Source document -
■ ■ ■ ■ ■ ■ ■

So remember, when you record a timestamp, the value is saved as UTC, but when you convert a timestamp to date/time the value needs to reference a time zone (sometimes defaults to local time, sometimes the default of 'UTC' is assumed).

Pitfall 2: Resolution

UNIX timestamps are usually represented as seconds. However most operating systems have much higher resolution than this. If you need higher resolution than one second, you will probably need to use an extended timestamp which contains a decimal portion that corresponds to fractional seconds.

Getting a timestamp with sub-second resolution is not really a problem, but you may find that some date libraries are limited here a touch or have different levels of resolution.

For example Javascript stores Numbers in 64bit format, so a floating point timestamp will have less resolution than you can get from a modern monotonic clock which returns time in as high as 128bit resolution. There are ways around this, but realize that when using date libraries and hi-res timestamps ymmv.

Pitfall 3: Synchronization

It is said that the man with a watch always knows what time it is, but the man with two watches is never sure.

The standardization of the UNIX timestamp is a great step toward offering a framework for coordinated time, but it leaves open the question of synchronization. Programmers usually have to rely on additional means to provide high accuracy time synchronization like the network time protocol (ntp).

■ ■ ■ ■ ■ ■ ■

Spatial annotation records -
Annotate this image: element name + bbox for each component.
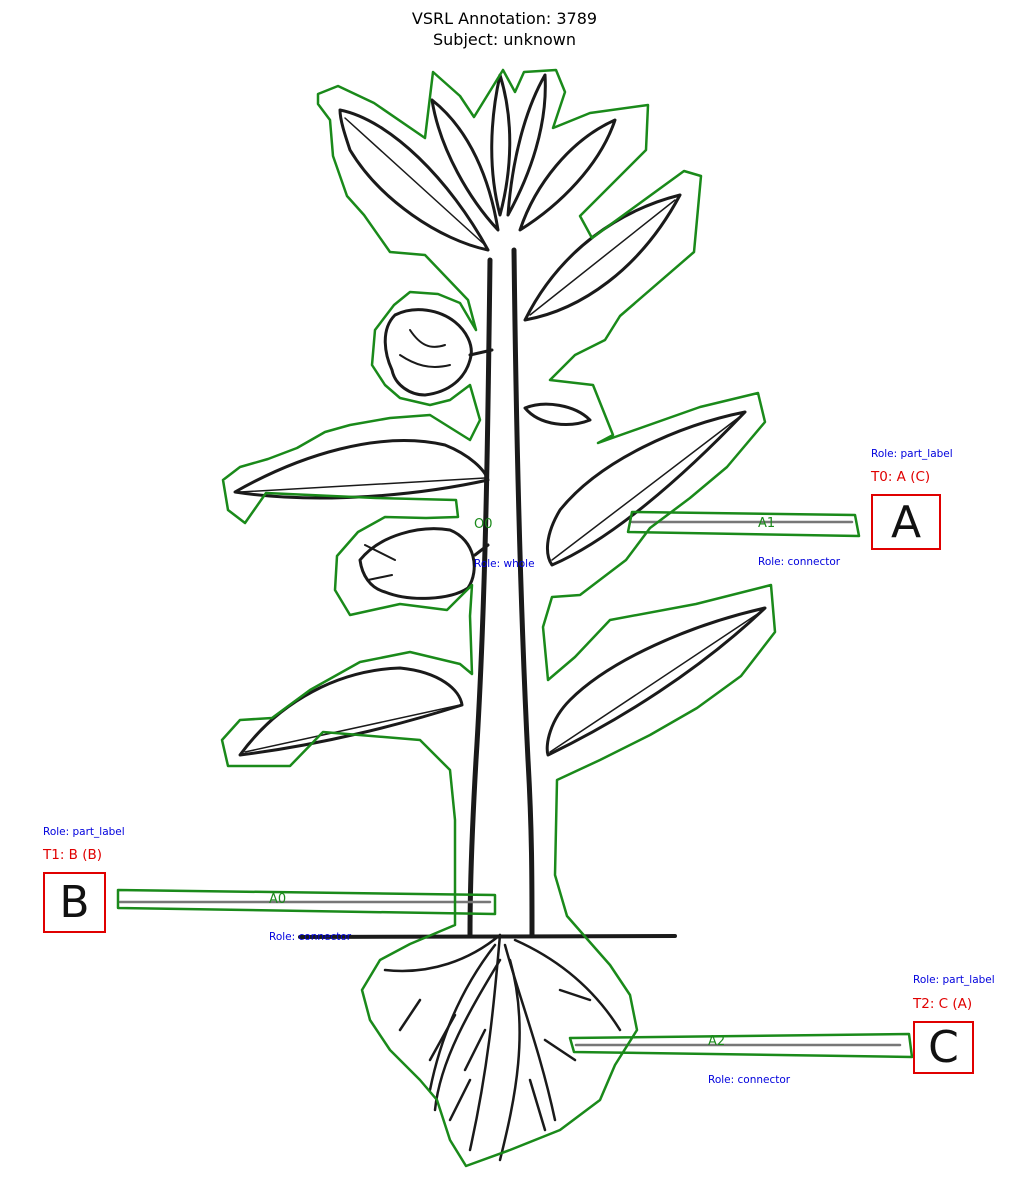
page-title: VSRL Annotation: 3789 Subject: unknown (0, 8, 1009, 50)
main-stem (467, 257, 493, 938)
connector-a0-id: A0 (269, 892, 287, 907)
small-bud (523, 402, 592, 426)
roots (383, 933, 622, 1162)
connector-a2-role: Role: connector (708, 1074, 791, 1086)
apical-bud (430, 73, 617, 232)
annotation-outlines (116, 68, 914, 1168)
subject-title: Subject: unknown (433, 30, 576, 49)
middle-right-leaf (546, 410, 747, 567)
label-b-tag: T1: B (B) (43, 847, 103, 863)
label-c-role: Role: part_label (913, 974, 995, 986)
connector-a2-id: A2 (708, 1034, 726, 1049)
lower-left-leaf (238, 666, 464, 757)
plant-drawing (118, 73, 902, 1162)
upper-right-leaf (523, 193, 682, 322)
connector-b-outline (116, 888, 497, 916)
whole-id: O0 (474, 517, 493, 532)
upper-left-leaf (338, 108, 490, 252)
connector-a0-role: Role: connector (269, 931, 352, 943)
flower (383, 308, 494, 397)
connector-a-outline (626, 510, 861, 538)
whole-plant-outline (220, 68, 777, 1168)
label-a-box[interactable]: A (871, 494, 941, 550)
connector-a1-id: A1 (758, 516, 776, 531)
label-b-box[interactable]: B (43, 872, 106, 933)
label-c-box[interactable]: C (913, 1021, 974, 1074)
soil-line (298, 934, 677, 939)
label-c-tag: T2: C (A) (913, 996, 973, 1012)
connector-c-outline (568, 1032, 914, 1059)
middle-left-leaf (233, 439, 490, 500)
connector-a1-role: Role: connector (758, 556, 841, 568)
lower-right-leaf (545, 606, 767, 757)
label-b-role: Role: part_label (43, 826, 125, 838)
label-a-role: Role: part_label (871, 448, 953, 460)
annotation-title: VSRL Annotation: 3789 (411, 9, 598, 28)
whole-role: Role: whole (474, 558, 535, 570)
label-a-tag: T0: A (C) (871, 469, 931, 485)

■ ■ ■ ■ ■ ■ ■

Short problem - Continue the passage on UNIX timestamp pitfalls from its last sentence.

Result of this task -
If you are designing a distributed system that needs highly accurate time accounting, make sure you have some means in place to facilitate the synchronization of system time. NTP is usually a good choice but you will need to configure you system to use it in some cases.

Show and Tell

There are lots of times when something has been logged as a timestamp and I need a quick conversion to a human readable date/time string.

To simplify my life I created a simple utility to help me convert timestamps to the local time in my terminal and to do a few other cool things. There is not much magic to this, but I have found it to be really helpful.

Check it out and feel free to use it or share it if it was helpful.

GitHub logo KalenAnson / tsc

UNIX Timestamp Utility

tsc

tsc is a simple UNIX Timestamp utility for the shell. It can get the current UNIX timestamp, convert a timestamp into localized time and diff timestamps.

Examples

  1. Get current UNIX timestamp: (I realize this is trivial with date(1), but how often have you googled this.)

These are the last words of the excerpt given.